■ **WHAT NEEDS TO BE DONE**
Retype the whole listing below, character for character.

START

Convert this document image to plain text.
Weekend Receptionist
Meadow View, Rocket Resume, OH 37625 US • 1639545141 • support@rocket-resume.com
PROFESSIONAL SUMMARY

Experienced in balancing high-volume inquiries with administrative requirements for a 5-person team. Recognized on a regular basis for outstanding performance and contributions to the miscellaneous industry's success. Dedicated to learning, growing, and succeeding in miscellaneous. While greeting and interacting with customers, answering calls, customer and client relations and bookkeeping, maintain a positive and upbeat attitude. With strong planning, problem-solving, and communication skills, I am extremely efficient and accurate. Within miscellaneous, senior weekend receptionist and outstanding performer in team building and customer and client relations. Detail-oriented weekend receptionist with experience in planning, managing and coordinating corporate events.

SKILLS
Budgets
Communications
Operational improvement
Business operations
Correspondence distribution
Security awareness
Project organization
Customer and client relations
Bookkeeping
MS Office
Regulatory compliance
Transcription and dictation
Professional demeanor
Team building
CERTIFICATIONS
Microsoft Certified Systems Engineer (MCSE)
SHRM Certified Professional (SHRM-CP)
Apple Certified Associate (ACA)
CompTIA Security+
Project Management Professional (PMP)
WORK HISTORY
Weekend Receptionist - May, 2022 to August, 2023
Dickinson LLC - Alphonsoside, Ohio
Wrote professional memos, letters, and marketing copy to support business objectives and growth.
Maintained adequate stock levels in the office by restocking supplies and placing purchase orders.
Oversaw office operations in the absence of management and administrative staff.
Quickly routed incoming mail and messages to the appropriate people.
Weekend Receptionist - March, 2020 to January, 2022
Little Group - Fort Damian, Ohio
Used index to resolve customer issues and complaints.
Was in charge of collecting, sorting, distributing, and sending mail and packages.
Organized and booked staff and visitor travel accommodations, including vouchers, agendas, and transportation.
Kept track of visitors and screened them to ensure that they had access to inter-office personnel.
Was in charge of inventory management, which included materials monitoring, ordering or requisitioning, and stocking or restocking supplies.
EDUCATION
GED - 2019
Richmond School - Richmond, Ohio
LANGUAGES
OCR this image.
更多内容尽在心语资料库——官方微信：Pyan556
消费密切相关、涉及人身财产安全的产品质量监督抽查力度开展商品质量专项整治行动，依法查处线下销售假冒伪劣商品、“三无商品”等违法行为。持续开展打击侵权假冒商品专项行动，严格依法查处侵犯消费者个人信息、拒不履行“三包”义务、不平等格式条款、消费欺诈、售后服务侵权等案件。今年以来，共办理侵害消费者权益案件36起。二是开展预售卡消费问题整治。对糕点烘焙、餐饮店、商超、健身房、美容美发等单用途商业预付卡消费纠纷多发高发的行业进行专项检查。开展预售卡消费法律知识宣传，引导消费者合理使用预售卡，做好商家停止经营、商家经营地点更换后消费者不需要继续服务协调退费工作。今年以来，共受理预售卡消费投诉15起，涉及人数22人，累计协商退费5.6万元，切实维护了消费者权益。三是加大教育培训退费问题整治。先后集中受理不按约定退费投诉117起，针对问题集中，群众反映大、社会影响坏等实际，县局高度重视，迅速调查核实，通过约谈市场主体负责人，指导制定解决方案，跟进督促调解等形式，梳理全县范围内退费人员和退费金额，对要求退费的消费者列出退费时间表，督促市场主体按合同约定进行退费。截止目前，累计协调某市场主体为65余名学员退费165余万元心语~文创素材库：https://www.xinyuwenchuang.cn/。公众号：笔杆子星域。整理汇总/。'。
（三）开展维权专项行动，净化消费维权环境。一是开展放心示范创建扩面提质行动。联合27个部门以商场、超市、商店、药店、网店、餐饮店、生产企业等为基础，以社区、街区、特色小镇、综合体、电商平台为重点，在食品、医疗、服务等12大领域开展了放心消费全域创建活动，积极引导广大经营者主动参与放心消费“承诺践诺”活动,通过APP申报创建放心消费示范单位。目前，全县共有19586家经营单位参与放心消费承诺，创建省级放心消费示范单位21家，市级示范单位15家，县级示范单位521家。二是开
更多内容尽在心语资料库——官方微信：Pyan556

END

■ **CORRECT OUTPUT**
Convert this document image to plain text.
Weekend Receptionist
Meadow View, Rocket Resume, OH 37625 US • 1639545141 • support@rocket-resume.com
PROFESSIONAL SUMMARY

Experienced in balancing high-volume inquiries with administrative requirements for a 5-person team. Recognized on a regular basis for outstanding performance and contributions to the miscellaneous industry's success. Dedicated to learning, growing, and succeeding in miscellaneous. While greeting and interacting with customers, answering calls, customer and client relations and bookkeeping, maintain a positive and upbeat attitude. With strong planning, problem-solving, and communication skills, I am extremely efficient and accurate. Within miscellaneous, senior weekend receptionist and outstanding performer in team building and customer and client relations. Detail-oriented weekend receptionist with experience in planning, managing and coordinating corporate events.

SKILLS
Budgets
Communications
Operational improvement
Business operations
Correspondence distribution
Security awareness
Project organization
Customer and client relations
Bookkeeping
MS Office
Regulatory compliance
Transcription and dictation
Professional demeanor
Team building
CERTIFICATIONS
Microsoft Certified Systems Engineer (MCSE)
SHRM Certified Professional (SHRM-CP)
Apple Certified Associate (ACA)
CompTIA Security+
Project Management Professional (PMP)
WORK HISTORY
Weekend Receptionist - May, 2022 to August, 2023
Dickinson LLC - Alphonsoside, Ohio
Wrote professional memos, letters, and marketing copy to support business objectives and growth.
Maintained adequate stock levels in the office by restocking supplies and placing purchase orders.
Oversaw office operations in the absence of management and administrative staff.
Quickly routed incoming mail and messages to the appropriate people.
Weekend Receptionist - March, 2020 to January, 2022
Little Group - Fort Damian, Ohio
Used index to resolve customer issues and complaints.
Was in charge of collecting, sorting, distributing, and sending mail and packages.
Organized and booked staff and visitor travel accommodations, including vouchers, agendas, and transportation.
Kept track of visitors and screened them to ensure that they had access to inter-office personnel.
Was in charge of inventory management, which included materials monitoring, ordering or requisitioning, and stocking or restocking supplies.
EDUCATION
GED - 2019
Richmond School - Richmond, Ohio
LANGUAGES
OCR this image.
更多内容尽在心语资料库——官方微信：Pyan556
消费密切相关、涉及人身财产安全的产品质量监督抽查力度开展商品质量专项整治行动，依法查处线下销售假冒伪劣商品、“三无商品”等违法行为。持续开展打击侵权假冒商品专项行动，严格依法查处侵犯消费者个人信息、拒不履行“三包”义务、不平等格式条款、消费欺诈、售后服务侵权等案件。今年以来，共办理侵害消费者权益案件36起。二是开展预售卡消费问题整治。对糕点烘焙、餐饮店、商超、健身房、美容美发等单用途商业预付卡消费纠纷多发高发的行业进行专项检查。开展预售卡消费法律知识宣传，引导消费者合理使用预售卡，做好商家停止经营、商家经营地点更换后消费者不需要继续服务协调退费工作。今年以来，共受理预售卡消费投诉15起，涉及人数22人，累计协商退费5.6万元，切实维护了消费者权益。三是加大教育培训退费问题整治。先后集中受理不按约定退费投诉117起，针对问题集中，群众反映大、社会影响坏等实际，县局高度重视，迅速调查核实，通过约谈市场主体负责人，指导制定解决方案，跟进督促调解等形式，梳理全县范围内退费人员和退费金额，对要求退费的消费者列出退费时间表，督促市场主体按合同约定进行退费。截止目前，累计协调某市场主体为65余名学员退费165余万元心语~文创素材库：https://www.xinyuwenchuang.cn/。公众号：笔杆子星域。整理汇总/。'。
（三）开展维权专项行动，净化消费维权环境。一是开展放心示范创建扩面提质行动。联合27个部门以商场、超市、商店、药店、网店、餐饮店、生产企业等为基础，以社区、街区、特色小镇、综合体、电商平台为重点，在食品、医疗、服务等12大领域开展了放心消费全域创建活动，积极引导广大经营者主动参与放心消费“承诺践诺”活动,通过APP申报创建放心消费示范单位。目前，全县共有19586家经营单位参与放心消费承诺，创建省级放心消费示范单位21家，市级示范单位15家，县级示范单位521家。二是开
更多内容尽在心语资料库——官方微信：Pyan556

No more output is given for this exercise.